- _WORK REQUIRED_
Collect every line of the records that contains the string "shape", copying each line in full.

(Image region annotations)
[start]

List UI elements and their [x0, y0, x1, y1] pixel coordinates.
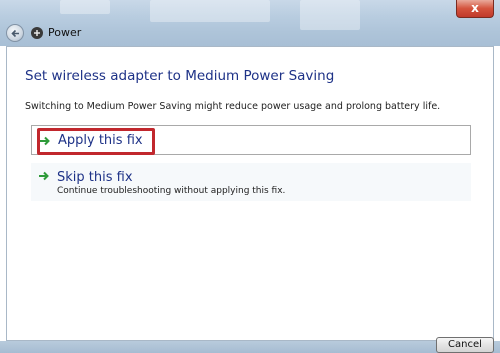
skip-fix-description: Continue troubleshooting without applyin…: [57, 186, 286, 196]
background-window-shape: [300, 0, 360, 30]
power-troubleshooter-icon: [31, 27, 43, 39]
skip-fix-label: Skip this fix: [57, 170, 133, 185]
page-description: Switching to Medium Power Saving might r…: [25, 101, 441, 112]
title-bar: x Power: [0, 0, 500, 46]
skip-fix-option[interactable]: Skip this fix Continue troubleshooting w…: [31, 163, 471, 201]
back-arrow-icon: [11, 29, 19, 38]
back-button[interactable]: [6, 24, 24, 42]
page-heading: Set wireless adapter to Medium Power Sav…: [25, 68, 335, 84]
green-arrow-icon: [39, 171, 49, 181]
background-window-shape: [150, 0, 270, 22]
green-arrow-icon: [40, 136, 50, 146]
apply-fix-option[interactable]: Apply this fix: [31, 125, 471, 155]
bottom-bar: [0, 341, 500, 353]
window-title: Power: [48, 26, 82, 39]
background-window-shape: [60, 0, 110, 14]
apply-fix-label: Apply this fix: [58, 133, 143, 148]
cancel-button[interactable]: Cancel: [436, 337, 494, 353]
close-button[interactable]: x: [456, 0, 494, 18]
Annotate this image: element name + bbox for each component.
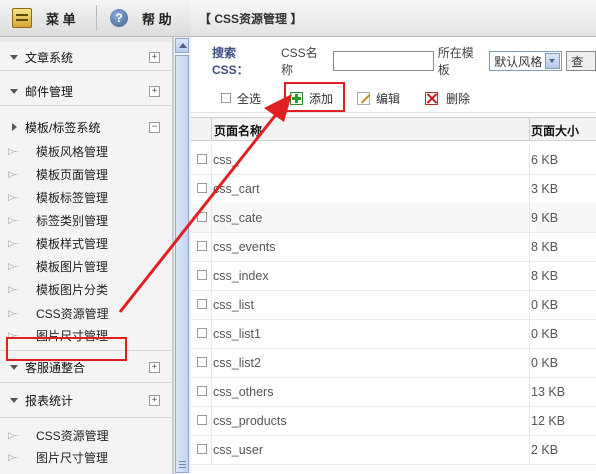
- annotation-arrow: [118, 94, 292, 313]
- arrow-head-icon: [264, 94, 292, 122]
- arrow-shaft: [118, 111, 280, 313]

[end]

- _TASK OUTPUT_
background-window-shape: [300, 0, 360, 30]
background-window-shape: [150, 0, 270, 22]
background-window-shape: [60, 0, 110, 14]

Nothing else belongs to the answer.